STATED TASK —
Give only the number of lines where "this" occurs.

********

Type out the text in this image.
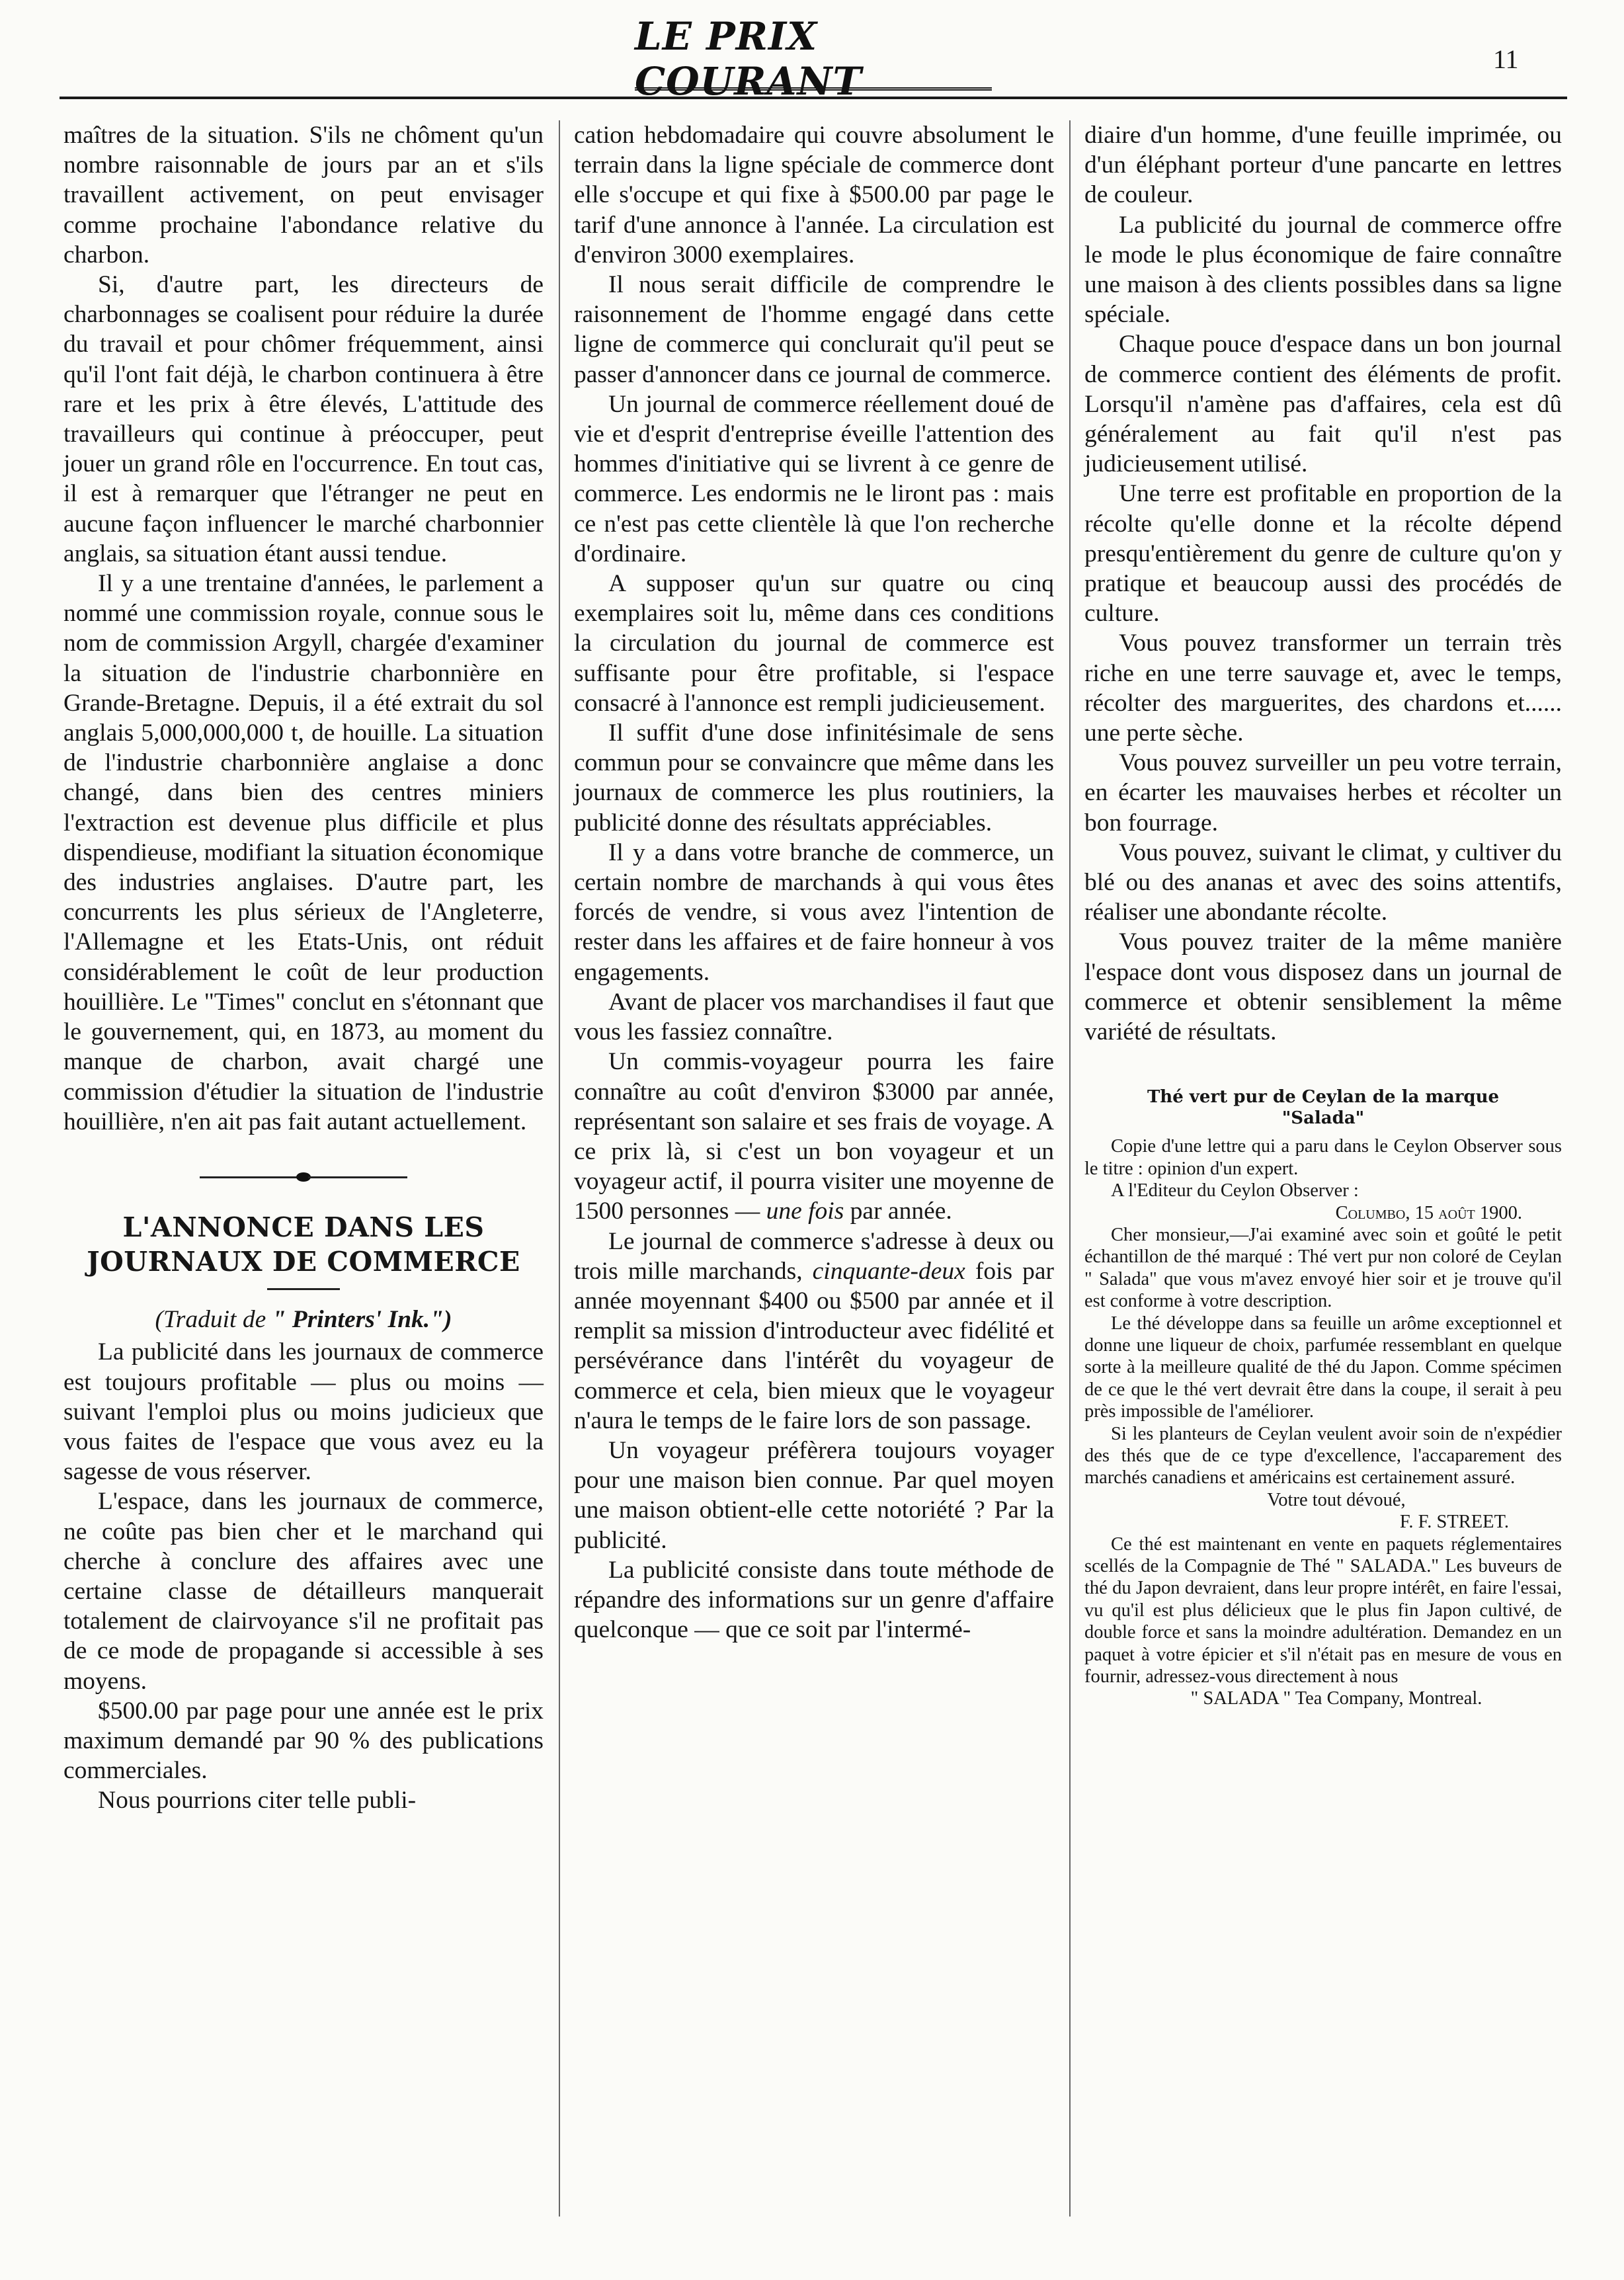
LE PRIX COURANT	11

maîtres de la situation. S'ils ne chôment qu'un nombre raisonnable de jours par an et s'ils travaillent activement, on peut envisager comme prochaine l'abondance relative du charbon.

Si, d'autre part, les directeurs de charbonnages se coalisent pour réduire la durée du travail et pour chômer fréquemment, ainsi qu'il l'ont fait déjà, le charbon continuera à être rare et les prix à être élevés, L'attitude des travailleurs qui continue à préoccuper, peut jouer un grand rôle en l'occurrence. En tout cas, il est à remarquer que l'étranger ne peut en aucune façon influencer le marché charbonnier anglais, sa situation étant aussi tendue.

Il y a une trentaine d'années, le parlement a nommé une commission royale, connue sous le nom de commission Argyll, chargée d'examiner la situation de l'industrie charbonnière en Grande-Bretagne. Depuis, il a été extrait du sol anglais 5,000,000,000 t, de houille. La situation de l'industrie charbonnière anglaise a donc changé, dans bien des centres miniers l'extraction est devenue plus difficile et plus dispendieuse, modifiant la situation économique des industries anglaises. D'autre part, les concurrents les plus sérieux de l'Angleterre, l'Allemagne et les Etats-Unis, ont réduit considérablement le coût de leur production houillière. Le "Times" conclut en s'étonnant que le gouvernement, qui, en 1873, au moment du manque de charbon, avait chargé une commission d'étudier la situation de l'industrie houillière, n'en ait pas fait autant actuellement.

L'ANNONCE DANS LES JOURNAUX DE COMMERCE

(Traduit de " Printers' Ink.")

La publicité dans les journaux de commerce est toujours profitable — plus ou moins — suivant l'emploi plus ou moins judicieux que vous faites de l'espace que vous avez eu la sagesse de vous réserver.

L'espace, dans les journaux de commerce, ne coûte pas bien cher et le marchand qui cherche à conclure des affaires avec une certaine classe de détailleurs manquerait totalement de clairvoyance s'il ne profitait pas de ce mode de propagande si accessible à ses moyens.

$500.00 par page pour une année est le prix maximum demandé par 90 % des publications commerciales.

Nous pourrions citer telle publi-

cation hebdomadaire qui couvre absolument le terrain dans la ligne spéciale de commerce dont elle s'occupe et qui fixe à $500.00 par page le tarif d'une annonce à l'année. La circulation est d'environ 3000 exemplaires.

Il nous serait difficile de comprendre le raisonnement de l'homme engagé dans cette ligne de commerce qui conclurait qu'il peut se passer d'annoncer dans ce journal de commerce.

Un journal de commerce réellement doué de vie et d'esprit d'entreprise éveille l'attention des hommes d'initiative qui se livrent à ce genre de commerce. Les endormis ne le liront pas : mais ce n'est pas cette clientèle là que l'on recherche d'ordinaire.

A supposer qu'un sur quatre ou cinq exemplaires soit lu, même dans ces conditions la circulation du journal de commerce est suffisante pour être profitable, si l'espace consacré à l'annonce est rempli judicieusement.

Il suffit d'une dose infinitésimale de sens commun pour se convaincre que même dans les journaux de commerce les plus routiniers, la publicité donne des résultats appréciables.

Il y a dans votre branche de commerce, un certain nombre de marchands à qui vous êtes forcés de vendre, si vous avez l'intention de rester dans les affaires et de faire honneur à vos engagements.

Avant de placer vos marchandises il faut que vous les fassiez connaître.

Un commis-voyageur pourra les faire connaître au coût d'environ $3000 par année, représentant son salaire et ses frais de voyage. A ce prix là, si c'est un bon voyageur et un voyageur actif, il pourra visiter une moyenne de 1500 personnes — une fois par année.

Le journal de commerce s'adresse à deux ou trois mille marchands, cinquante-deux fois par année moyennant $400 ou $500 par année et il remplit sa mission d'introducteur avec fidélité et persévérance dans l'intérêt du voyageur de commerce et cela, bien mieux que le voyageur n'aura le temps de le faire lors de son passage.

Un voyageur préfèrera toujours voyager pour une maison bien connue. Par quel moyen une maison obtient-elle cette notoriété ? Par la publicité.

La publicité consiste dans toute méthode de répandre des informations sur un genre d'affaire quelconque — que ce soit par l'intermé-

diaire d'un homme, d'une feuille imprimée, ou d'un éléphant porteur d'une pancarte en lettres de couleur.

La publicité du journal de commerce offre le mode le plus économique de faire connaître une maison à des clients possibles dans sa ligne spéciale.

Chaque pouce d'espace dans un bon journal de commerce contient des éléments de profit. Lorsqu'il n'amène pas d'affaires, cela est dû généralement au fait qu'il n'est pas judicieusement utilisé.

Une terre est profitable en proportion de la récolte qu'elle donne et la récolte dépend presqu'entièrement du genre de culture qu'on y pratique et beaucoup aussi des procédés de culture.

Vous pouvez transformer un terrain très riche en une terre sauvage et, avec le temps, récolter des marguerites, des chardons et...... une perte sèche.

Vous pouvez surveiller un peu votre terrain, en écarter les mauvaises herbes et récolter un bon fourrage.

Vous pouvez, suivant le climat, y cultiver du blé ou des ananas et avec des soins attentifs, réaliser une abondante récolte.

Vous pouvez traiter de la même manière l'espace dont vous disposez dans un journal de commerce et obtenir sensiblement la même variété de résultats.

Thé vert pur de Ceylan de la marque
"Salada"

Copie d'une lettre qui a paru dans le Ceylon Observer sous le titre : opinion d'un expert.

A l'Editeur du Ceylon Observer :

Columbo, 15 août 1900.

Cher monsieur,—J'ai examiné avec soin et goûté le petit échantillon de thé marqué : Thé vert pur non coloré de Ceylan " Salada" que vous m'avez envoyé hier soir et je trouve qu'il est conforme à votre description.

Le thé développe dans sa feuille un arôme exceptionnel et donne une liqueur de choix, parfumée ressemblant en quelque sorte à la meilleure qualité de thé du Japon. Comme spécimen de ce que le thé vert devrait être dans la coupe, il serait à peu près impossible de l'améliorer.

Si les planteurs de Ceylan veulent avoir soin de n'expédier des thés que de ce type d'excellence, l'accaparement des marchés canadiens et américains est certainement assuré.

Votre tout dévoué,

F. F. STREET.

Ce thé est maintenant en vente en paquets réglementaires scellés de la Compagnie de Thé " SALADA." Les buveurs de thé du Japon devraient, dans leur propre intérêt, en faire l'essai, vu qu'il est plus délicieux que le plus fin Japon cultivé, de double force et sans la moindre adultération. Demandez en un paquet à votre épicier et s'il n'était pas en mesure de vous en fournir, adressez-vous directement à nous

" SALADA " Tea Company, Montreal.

********

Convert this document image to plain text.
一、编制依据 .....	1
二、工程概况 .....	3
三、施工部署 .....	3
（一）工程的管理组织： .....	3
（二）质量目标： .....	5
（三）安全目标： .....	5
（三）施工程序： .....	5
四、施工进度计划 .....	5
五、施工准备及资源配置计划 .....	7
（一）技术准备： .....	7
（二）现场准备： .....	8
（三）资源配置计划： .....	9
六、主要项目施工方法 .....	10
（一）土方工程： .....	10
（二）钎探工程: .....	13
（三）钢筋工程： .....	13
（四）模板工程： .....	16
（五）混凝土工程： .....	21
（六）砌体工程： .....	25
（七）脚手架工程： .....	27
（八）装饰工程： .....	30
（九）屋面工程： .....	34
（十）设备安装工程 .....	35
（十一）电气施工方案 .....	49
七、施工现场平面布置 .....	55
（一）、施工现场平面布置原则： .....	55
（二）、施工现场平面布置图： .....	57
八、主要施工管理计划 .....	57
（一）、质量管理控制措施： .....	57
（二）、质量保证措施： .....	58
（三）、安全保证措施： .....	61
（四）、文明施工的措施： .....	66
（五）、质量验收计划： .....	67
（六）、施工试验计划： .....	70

********

CORRECT OUTPUT —
2